TASK BRIEF:
Repeat all the material exactly; pictures stay out of your copy.

RECORDS TO USE:
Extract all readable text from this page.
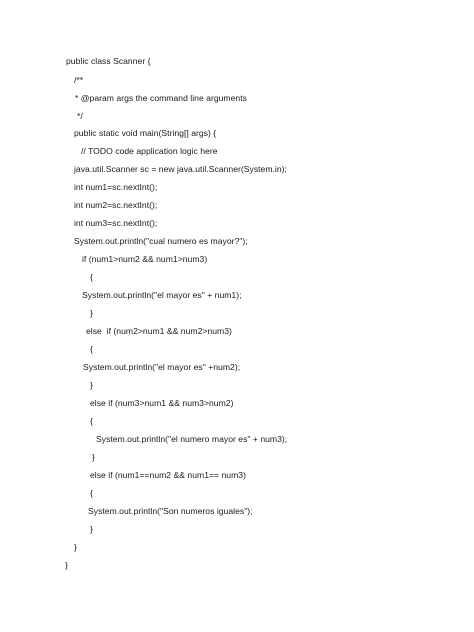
public class Scanner {
/**
* @param args the command line arguments
*/
public static void main(String[] args) {
// TODO code application logic here
java.util.Scanner sc = new java.util.Scanner(System.in);
int num1=sc.nextInt();
int num2=sc.nextInt();
int num3=sc.nextInt();
System.out.println("cual numero es mayor?");
if (num1>num2 && num1>num3)
{
System.out.println("el mayor es" + num1);
}
else  if (num2>num1 && num2>num3)
{
System.out.println("el mayor es" +num2);
}
else if (num3>num1 && num3>num2)
{
System.out.println("el numero mayor es" + num3);
}
else if (num1==num2 && num1== num3)
{
System.out.println("Son numeros iguales");
}
}
}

TASK RESPONSE:
Extract all readable text from this page.
public class Scanner {
/**
* @param args the command line arguments
*/
public static void main(String[] args) {
// TODO code application logic here
java.util.Scanner sc = new java.util.Scanner(System.in);
int num1=sc.nextInt();
int num2=sc.nextInt();
int num3=sc.nextInt();
System.out.println("cual numero es mayor?");
if (num1>num2 && num1>num3)
{
System.out.println("el mayor es" + num1);
}
else  if (num2>num1 && num2>num3)
{
System.out.println("el mayor es" +num2);
}
else if (num3>num1 && num3>num2)
{
System.out.println("el numero mayor es" + num3);
}
else if (num1==num2 && num1== num3)
{
System.out.println("Son numeros iguales");
}
}
}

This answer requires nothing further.